◆ **INSTRUCTIONS FOR THE TASK**
List each line holding the string "Index".

(Entries taken from a collection)

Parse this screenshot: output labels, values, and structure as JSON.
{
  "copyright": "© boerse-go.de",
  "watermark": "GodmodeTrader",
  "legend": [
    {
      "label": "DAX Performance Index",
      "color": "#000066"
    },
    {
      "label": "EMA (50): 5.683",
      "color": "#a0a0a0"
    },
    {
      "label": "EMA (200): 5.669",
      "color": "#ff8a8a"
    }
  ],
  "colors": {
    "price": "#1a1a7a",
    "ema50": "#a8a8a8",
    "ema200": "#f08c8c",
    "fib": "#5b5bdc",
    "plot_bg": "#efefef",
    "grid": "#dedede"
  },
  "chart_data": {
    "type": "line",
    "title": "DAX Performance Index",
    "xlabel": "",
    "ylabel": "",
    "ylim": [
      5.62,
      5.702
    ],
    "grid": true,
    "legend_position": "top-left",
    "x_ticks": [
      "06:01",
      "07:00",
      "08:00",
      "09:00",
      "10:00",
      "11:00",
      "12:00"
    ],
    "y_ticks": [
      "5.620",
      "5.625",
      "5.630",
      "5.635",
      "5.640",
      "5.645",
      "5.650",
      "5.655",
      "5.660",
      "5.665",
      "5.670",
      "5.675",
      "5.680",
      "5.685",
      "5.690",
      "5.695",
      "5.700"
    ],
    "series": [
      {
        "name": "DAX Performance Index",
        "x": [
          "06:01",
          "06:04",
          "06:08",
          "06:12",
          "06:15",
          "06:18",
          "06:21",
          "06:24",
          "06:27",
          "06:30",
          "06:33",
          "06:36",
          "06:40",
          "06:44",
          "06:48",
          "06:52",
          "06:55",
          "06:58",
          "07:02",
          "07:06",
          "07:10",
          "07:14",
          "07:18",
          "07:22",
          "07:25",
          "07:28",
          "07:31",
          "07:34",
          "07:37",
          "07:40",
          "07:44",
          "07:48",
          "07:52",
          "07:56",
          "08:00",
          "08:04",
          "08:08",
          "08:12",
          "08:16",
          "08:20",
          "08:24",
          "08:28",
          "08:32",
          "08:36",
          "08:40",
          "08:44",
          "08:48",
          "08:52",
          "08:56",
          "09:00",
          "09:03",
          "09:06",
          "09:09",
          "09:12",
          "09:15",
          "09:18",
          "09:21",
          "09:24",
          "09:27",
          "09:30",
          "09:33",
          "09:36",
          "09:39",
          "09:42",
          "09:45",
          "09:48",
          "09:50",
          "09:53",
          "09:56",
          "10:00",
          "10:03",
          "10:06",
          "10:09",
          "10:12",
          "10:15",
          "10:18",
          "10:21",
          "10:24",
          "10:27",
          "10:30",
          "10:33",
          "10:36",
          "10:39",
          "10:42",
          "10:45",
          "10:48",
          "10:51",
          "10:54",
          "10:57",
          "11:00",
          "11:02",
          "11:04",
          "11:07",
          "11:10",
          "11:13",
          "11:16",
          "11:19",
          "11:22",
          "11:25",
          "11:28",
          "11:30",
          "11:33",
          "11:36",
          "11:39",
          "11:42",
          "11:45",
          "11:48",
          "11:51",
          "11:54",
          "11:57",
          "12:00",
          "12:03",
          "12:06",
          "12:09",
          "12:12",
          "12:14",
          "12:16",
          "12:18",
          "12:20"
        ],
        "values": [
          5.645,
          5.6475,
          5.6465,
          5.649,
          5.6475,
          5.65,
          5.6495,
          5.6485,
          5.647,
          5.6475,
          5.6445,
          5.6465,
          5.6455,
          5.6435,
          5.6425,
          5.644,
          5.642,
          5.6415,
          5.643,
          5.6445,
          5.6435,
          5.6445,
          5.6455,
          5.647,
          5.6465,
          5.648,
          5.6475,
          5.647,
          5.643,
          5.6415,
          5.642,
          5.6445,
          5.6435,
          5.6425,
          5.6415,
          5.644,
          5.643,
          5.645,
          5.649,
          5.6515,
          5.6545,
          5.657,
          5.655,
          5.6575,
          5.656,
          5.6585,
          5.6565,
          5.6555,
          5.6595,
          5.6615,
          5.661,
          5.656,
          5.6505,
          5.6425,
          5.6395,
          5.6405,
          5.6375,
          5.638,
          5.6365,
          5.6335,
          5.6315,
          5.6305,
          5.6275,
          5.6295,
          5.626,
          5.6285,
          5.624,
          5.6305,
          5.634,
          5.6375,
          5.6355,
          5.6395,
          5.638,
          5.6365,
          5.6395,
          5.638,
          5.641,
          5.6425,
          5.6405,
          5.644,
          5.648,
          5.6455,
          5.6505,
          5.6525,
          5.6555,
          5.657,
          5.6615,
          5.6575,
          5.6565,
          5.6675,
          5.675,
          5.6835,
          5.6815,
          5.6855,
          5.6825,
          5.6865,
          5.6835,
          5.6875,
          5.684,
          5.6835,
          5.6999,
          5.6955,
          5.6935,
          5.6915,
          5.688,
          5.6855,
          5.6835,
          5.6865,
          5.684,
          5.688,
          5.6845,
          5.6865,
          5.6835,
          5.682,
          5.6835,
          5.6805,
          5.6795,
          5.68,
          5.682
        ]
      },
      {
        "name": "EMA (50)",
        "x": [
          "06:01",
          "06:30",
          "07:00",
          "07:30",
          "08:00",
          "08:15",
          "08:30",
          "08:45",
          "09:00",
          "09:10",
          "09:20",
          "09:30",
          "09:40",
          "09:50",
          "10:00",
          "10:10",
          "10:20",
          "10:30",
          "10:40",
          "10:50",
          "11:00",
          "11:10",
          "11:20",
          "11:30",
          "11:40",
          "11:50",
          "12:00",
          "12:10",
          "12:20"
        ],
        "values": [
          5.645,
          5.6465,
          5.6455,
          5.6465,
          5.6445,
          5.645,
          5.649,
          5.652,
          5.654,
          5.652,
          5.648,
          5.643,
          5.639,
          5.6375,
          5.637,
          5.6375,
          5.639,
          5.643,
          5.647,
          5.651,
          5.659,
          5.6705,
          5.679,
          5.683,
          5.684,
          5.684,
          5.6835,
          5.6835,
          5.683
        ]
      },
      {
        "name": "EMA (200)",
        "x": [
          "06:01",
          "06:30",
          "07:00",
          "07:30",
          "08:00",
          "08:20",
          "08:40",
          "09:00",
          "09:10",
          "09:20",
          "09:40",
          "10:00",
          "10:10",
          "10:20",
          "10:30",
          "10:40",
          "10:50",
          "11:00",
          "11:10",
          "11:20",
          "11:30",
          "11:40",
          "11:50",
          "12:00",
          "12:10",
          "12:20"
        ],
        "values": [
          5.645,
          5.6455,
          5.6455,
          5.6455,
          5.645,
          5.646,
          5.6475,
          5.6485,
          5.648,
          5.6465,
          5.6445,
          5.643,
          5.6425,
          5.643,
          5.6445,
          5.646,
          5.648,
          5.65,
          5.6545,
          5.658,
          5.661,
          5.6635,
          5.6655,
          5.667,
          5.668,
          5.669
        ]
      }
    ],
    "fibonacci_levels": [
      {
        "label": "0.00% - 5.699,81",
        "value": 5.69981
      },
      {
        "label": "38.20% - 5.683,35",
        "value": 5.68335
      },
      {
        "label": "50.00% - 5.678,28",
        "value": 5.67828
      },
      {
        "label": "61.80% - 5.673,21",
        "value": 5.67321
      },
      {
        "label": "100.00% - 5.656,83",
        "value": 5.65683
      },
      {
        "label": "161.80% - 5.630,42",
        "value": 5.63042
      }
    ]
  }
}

◆ **CORRECT RESPONSE**
      "label": "DAX Performance Index",
    "title": "DAX Performance Index",
        "name": "DAX Performance Index",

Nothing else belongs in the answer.